* **Exercise**: Work through the material below and count the lines holding the word "сельскохозяйственного"; give that count and nothing more.

* **Records for the task**:
::::

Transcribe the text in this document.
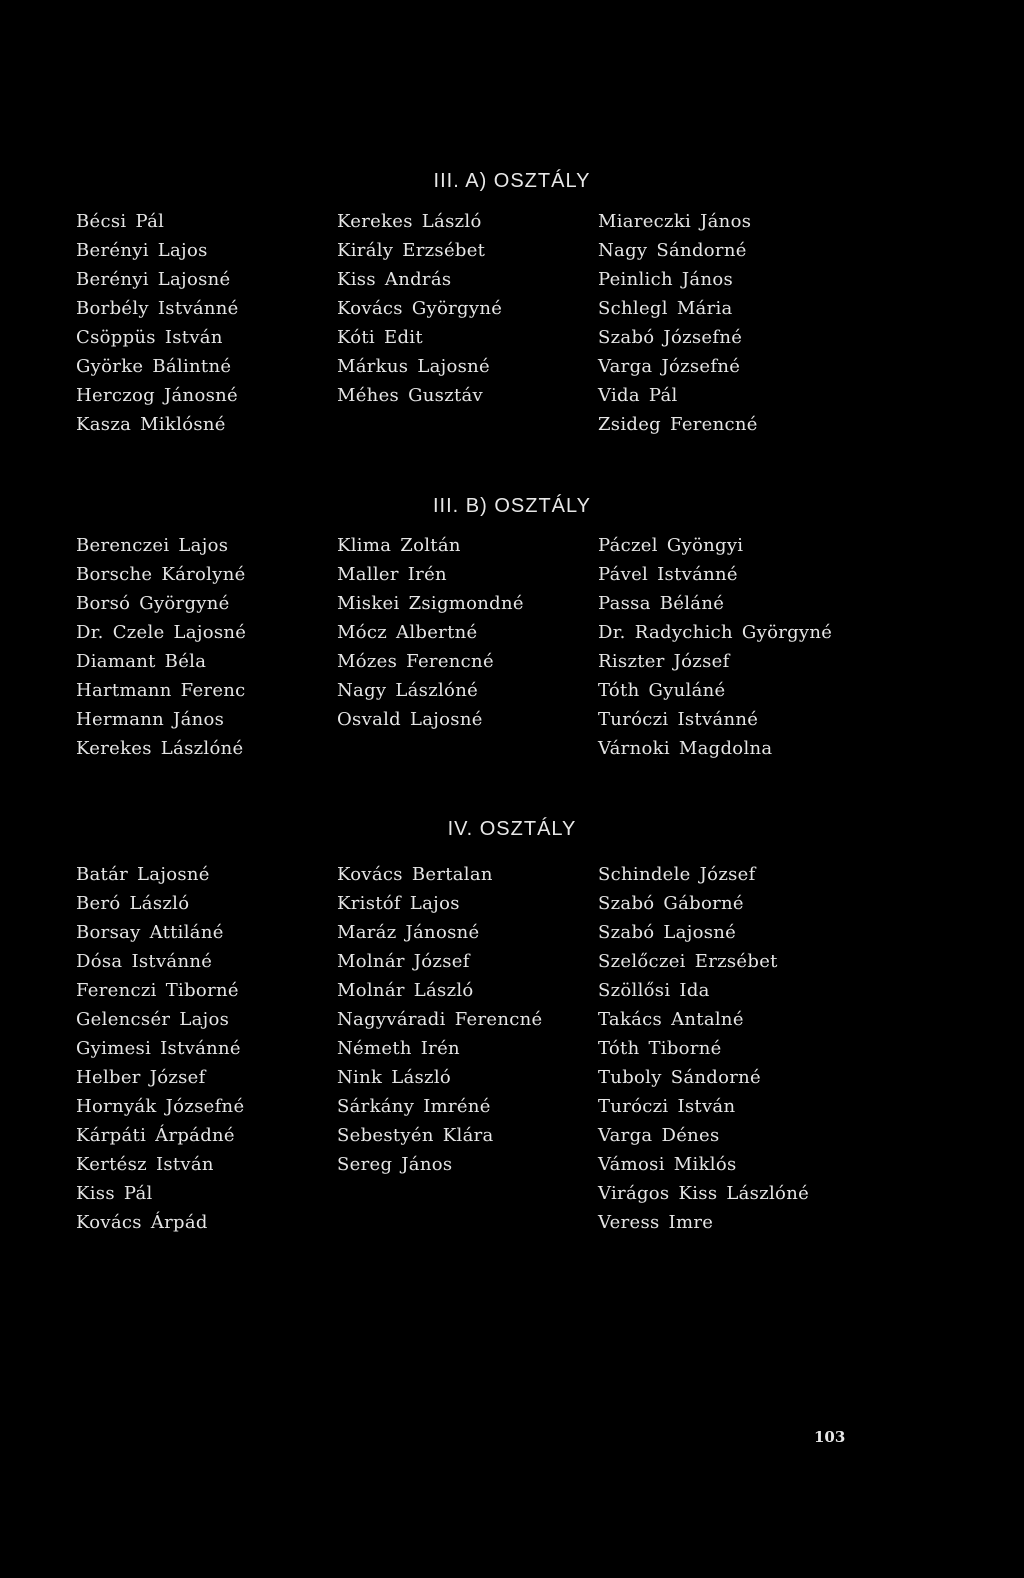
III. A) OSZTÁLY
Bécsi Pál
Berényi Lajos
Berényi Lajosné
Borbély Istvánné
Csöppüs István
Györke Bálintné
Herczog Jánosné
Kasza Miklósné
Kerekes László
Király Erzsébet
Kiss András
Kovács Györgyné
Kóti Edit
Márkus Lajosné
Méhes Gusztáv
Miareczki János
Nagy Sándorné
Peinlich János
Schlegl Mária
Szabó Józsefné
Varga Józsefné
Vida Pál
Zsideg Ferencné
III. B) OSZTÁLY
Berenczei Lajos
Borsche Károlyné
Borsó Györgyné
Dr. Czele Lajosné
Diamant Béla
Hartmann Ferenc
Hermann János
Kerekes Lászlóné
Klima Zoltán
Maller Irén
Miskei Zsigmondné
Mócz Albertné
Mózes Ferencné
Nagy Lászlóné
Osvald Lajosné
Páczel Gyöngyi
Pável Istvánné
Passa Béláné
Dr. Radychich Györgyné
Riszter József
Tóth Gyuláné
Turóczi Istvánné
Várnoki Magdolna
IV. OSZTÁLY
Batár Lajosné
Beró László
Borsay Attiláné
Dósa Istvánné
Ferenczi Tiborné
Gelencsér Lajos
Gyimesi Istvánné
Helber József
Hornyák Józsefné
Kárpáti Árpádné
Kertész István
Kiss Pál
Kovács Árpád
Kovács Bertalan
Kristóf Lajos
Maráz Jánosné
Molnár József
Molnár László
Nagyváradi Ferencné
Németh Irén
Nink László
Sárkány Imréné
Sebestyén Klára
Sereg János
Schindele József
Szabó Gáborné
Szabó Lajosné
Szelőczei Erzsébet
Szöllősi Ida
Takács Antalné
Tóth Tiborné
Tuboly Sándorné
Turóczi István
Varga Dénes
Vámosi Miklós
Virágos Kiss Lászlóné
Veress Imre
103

::::

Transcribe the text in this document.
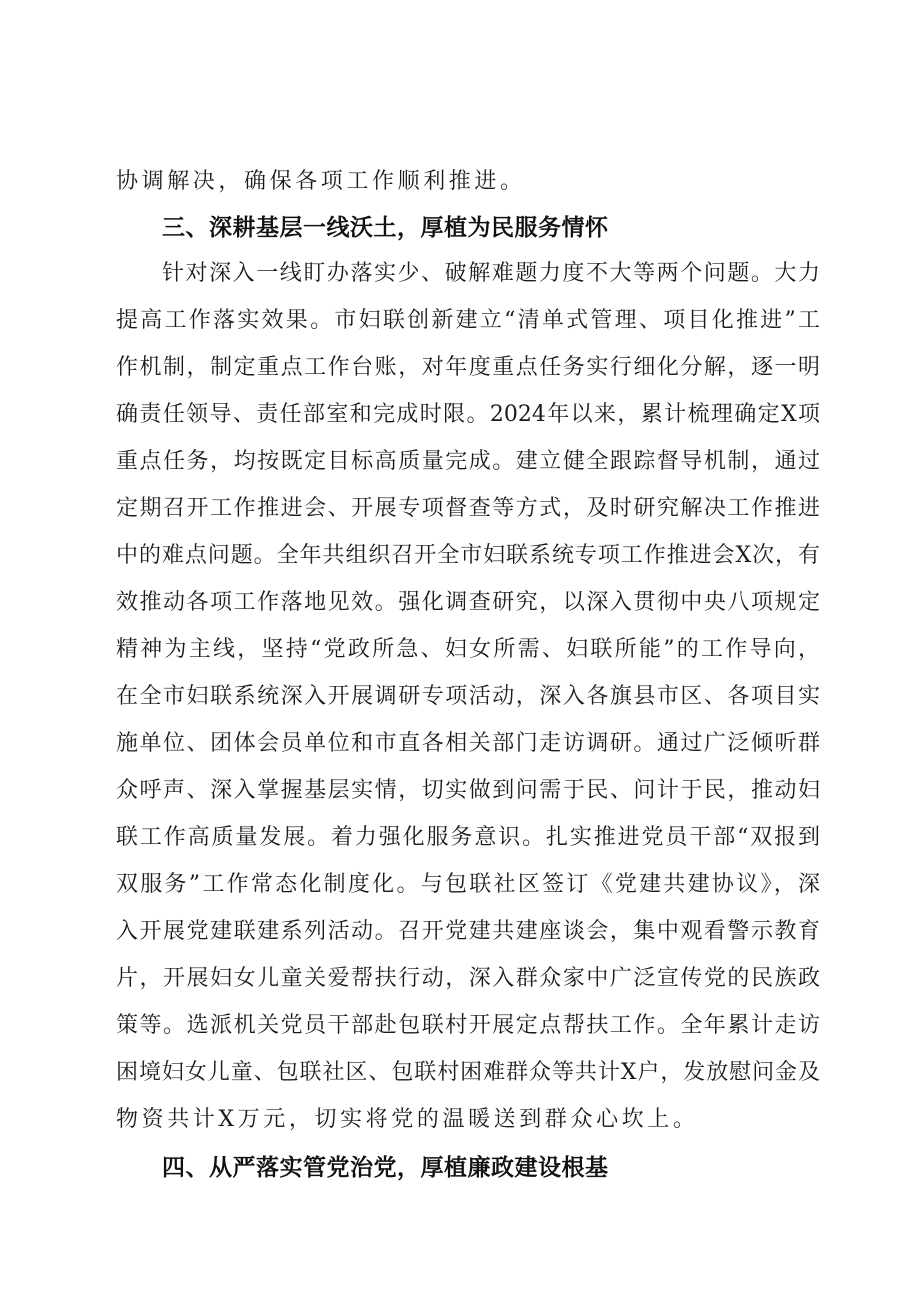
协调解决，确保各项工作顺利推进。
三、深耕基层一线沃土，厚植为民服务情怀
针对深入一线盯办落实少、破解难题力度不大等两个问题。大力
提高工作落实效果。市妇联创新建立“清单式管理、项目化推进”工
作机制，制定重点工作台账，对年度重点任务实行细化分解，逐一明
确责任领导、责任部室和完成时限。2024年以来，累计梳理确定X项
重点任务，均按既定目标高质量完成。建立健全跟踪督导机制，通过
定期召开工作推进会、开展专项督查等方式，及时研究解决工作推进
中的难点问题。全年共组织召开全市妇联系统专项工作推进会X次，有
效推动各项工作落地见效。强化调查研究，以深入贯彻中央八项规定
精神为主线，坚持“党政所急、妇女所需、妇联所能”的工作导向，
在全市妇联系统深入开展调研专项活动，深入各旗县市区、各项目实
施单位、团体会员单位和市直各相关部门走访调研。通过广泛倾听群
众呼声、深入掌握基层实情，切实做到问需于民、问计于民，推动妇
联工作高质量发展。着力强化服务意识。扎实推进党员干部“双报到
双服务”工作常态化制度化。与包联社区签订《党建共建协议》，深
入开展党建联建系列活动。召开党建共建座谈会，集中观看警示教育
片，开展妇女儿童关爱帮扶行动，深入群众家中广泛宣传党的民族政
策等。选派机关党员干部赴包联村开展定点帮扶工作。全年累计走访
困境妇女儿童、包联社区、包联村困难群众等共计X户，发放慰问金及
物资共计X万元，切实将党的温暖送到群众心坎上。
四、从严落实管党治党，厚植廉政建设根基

::::

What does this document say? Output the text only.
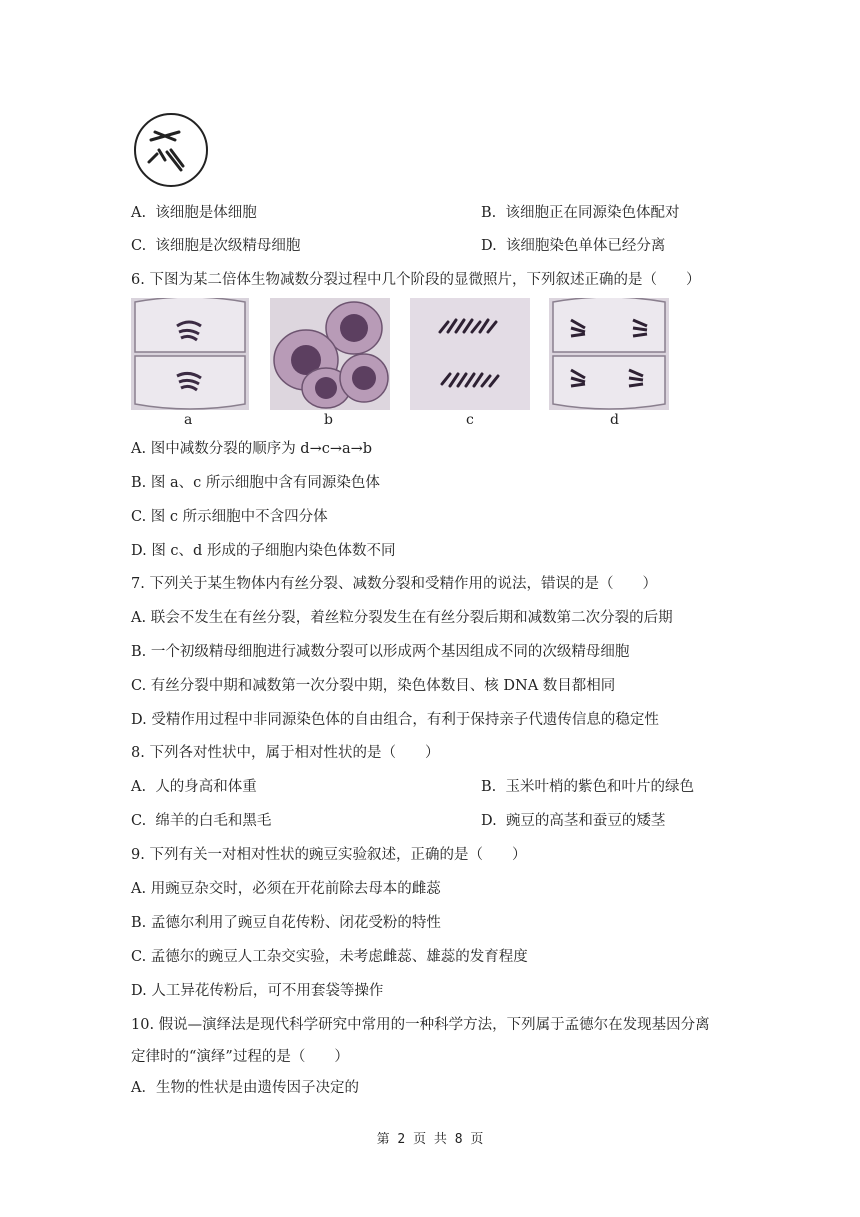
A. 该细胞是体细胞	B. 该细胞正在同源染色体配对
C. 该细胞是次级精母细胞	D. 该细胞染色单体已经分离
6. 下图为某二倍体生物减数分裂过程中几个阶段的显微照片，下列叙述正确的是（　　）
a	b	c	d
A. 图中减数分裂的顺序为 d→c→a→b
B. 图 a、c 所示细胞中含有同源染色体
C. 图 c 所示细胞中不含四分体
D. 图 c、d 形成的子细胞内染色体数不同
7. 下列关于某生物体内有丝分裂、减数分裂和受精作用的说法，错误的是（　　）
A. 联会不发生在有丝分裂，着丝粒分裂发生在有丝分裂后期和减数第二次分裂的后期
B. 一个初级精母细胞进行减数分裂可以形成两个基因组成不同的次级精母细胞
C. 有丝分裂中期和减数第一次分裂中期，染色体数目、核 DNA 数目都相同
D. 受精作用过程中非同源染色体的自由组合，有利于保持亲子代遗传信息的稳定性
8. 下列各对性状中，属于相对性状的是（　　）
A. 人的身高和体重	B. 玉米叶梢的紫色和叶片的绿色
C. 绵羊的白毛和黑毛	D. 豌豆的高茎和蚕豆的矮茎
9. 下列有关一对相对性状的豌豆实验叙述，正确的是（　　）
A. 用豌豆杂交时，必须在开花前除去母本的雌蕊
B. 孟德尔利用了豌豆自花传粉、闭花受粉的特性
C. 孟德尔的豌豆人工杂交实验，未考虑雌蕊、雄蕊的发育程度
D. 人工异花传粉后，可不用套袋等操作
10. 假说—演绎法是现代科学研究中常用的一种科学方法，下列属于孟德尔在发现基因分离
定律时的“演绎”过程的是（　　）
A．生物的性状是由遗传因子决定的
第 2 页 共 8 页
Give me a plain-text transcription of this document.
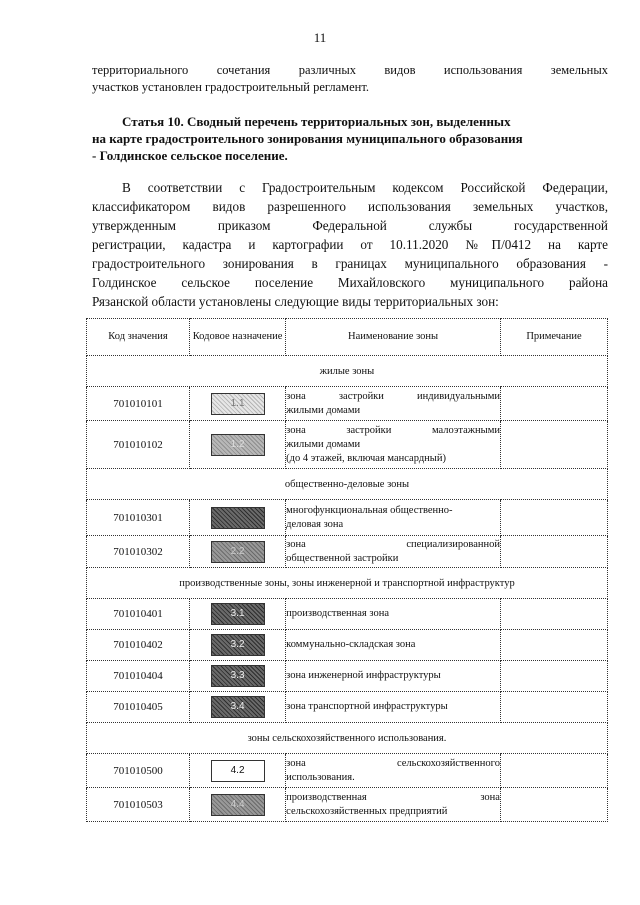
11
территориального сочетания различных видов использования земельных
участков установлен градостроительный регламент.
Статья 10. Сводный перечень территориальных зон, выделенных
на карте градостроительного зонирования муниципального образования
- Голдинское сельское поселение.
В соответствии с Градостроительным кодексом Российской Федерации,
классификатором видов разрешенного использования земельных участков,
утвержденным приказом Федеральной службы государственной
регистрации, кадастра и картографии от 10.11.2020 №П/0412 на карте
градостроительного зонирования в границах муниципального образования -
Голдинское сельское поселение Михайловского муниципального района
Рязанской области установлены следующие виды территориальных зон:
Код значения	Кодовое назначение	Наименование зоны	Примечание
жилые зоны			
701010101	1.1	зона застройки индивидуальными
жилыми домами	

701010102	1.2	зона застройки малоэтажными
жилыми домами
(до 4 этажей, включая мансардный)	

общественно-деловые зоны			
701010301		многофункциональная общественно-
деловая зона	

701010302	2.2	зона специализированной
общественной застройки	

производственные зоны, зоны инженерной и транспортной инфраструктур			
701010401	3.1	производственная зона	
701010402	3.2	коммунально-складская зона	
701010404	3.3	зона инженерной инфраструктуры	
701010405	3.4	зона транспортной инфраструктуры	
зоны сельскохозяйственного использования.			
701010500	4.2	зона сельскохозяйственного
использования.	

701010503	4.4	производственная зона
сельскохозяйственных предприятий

::::

* **Complete answer**: 2